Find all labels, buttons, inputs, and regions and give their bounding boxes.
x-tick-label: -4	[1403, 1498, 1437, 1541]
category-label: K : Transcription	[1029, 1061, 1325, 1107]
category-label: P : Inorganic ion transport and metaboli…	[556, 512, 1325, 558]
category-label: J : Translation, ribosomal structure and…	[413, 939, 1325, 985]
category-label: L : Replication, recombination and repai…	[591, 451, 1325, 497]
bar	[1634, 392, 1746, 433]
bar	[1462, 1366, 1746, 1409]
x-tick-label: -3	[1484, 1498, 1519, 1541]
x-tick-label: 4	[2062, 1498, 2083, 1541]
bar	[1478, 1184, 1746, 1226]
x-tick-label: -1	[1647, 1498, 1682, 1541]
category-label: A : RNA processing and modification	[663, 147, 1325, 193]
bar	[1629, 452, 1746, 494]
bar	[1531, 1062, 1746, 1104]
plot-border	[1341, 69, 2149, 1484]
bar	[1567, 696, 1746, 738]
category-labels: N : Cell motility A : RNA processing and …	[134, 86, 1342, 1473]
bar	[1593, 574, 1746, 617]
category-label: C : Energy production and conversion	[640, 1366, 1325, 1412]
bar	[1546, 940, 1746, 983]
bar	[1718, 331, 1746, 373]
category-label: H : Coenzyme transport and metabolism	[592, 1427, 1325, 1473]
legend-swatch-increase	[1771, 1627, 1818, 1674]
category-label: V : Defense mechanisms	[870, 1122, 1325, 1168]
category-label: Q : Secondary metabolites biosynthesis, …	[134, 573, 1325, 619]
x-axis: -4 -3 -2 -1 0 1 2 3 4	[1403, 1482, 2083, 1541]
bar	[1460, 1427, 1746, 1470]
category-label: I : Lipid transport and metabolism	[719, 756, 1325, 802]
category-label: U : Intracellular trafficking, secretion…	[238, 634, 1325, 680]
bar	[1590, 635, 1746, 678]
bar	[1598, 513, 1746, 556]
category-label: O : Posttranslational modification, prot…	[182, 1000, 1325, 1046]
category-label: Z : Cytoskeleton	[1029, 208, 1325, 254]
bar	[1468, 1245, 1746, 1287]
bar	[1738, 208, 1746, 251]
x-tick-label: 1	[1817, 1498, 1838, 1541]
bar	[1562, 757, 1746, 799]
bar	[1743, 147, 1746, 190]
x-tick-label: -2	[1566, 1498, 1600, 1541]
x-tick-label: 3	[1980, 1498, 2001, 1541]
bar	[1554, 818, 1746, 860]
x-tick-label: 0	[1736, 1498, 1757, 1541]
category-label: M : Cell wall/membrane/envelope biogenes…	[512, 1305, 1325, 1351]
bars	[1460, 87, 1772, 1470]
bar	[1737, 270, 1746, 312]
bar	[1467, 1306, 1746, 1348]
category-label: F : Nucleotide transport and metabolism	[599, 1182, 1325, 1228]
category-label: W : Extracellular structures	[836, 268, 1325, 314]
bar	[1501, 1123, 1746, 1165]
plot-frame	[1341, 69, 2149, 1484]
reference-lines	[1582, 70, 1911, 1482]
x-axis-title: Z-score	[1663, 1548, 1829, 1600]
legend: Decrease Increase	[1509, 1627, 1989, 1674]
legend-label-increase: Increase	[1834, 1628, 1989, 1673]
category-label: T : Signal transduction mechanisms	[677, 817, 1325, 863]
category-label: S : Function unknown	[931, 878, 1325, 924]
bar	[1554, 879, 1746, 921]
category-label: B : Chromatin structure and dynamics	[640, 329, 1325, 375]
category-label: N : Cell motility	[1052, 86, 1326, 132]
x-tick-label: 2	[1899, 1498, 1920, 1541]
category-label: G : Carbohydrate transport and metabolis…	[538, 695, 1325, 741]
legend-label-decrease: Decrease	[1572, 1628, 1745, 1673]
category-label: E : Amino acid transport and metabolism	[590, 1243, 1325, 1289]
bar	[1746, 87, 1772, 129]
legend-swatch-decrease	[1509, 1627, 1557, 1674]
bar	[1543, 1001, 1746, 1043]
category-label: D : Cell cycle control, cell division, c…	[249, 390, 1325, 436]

────────────────────

Copy all lines of the material above where the string "motility" occurs.

◆ Response box
category-labels: N : Cell motility A : RNA processing and …	[134, 86, 1342, 1473]
category-label: N : Cell motility	[1052, 86, 1326, 132]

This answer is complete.